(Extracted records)
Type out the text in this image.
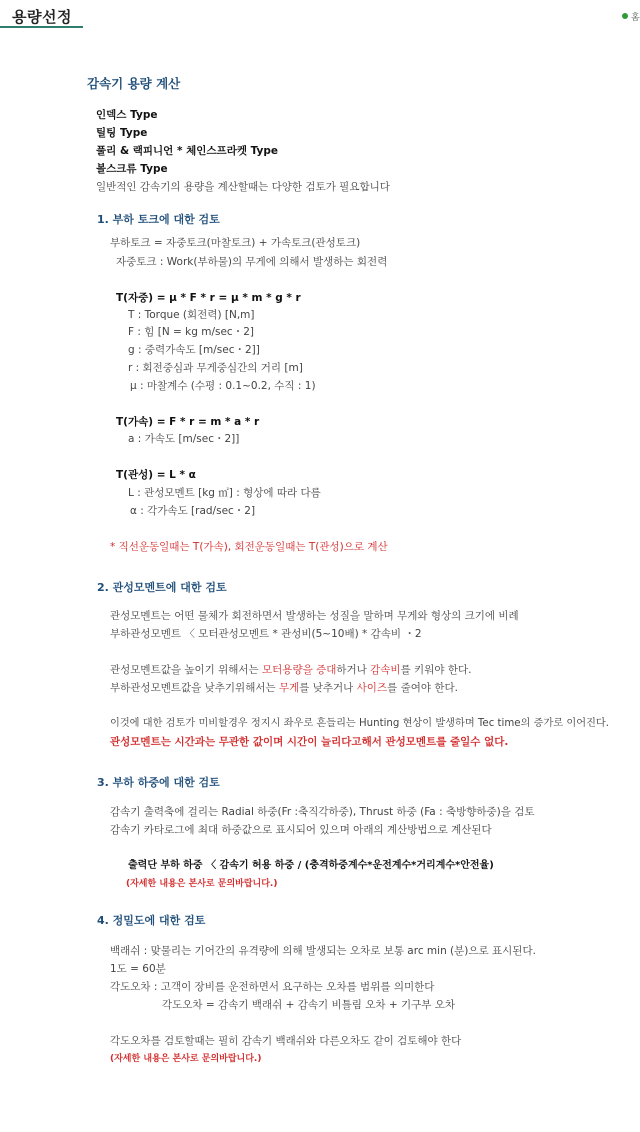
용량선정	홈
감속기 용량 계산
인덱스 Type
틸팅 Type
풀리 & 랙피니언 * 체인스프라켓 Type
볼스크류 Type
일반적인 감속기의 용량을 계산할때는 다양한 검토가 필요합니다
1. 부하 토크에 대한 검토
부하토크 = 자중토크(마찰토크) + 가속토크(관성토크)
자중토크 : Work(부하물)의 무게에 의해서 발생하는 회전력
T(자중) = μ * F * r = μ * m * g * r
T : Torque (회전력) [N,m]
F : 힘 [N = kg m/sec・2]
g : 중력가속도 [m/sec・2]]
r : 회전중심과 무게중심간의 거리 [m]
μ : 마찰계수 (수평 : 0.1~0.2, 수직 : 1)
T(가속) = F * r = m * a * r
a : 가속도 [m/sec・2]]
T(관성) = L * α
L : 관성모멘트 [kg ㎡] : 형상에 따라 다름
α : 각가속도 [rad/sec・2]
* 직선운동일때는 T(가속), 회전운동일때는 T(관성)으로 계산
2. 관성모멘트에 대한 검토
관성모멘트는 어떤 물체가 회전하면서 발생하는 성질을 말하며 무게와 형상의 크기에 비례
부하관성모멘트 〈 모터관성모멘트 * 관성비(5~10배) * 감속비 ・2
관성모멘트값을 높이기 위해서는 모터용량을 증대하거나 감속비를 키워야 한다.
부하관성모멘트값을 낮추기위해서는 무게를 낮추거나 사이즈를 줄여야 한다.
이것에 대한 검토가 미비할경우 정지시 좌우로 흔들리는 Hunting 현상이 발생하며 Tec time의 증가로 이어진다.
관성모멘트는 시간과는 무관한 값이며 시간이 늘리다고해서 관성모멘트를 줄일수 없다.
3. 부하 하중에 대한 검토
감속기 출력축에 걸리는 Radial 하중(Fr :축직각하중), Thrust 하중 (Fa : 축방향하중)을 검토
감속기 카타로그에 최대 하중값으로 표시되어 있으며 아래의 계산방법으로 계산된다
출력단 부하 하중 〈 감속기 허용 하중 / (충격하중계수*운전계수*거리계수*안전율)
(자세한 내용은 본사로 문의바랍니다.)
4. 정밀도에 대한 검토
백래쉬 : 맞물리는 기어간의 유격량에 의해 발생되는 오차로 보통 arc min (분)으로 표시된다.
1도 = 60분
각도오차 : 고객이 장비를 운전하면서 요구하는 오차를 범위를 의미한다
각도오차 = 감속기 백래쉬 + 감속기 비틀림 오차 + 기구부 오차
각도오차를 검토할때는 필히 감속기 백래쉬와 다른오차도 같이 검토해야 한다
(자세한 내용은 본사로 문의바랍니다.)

**Exercise task:**
Omit every picture while copying the listing above exactly.

**Response below:**
Type out the text in this image.
용량선정	홈
감속기 용량 계산
인덱스 Type
틸팅 Type
풀리 & 랙피니언 * 체인스프라켓 Type
볼스크류 Type
일반적인 감속기의 용량을 계산할때는 다양한 검토가 필요합니다
1. 부하 토크에 대한 검토
부하토크 = 자중토크(마찰토크) + 가속토크(관성토크)
자중토크 : Work(부하물)의 무게에 의해서 발생하는 회전력
T(자중) = μ * F * r = μ * m * g * r
T : Torque (회전력) [N,m]
F : 힘 [N = kg m/sec・2]
g : 중력가속도 [m/sec・2]]
r : 회전중심과 무게중심간의 거리 [m]
μ : 마찰계수 (수평 : 0.1~0.2, 수직 : 1)
T(가속) = F * r = m * a * r
a : 가속도 [m/sec・2]]
T(관성) = L * α
L : 관성모멘트 [kg ㎡] : 형상에 따라 다름
α : 각가속도 [rad/sec・2]
* 직선운동일때는 T(가속), 회전운동일때는 T(관성)으로 계산
2. 관성모멘트에 대한 검토
관성모멘트는 어떤 물체가 회전하면서 발생하는 성질을 말하며 무게와 형상의 크기에 비례
부하관성모멘트 〈 모터관성모멘트 * 관성비(5~10배) * 감속비 ・2
관성모멘트값을 높이기 위해서는 모터용량을 증대하거나 감속비를 키워야 한다.
부하관성모멘트값을 낮추기위해서는 무게를 낮추거나 사이즈를 줄여야 한다.
이것에 대한 검토가 미비할경우 정지시 좌우로 흔들리는 Hunting 현상이 발생하며 Tec time의 증가로 이어진다.
관성모멘트는 시간과는 무관한 값이며 시간이 늘리다고해서 관성모멘트를 줄일수 없다.
3. 부하 하중에 대한 검토
감속기 출력축에 걸리는 Radial 하중(Fr :축직각하중), Thrust 하중 (Fa : 축방향하중)을 검토
감속기 카타로그에 최대 하중값으로 표시되어 있으며 아래의 계산방법으로 계산된다
출력단 부하 하중 〈 감속기 허용 하중 / (충격하중계수*운전계수*거리계수*안전율)
(자세한 내용은 본사로 문의바랍니다.)
4. 정밀도에 대한 검토
백래쉬 : 맞물리는 기어간의 유격량에 의해 발생되는 오차로 보통 arc min (분)으로 표시된다.
1도 = 60분
각도오차 : 고객이 장비를 운전하면서 요구하는 오차를 범위를 의미한다
각도오차 = 감속기 백래쉬 + 감속기 비틀림 오차 + 기구부 오차
각도오차를 검토할때는 필히 감속기 백래쉬와 다른오차도 같이 검토해야 한다
(자세한 내용은 본사로 문의바랍니다.)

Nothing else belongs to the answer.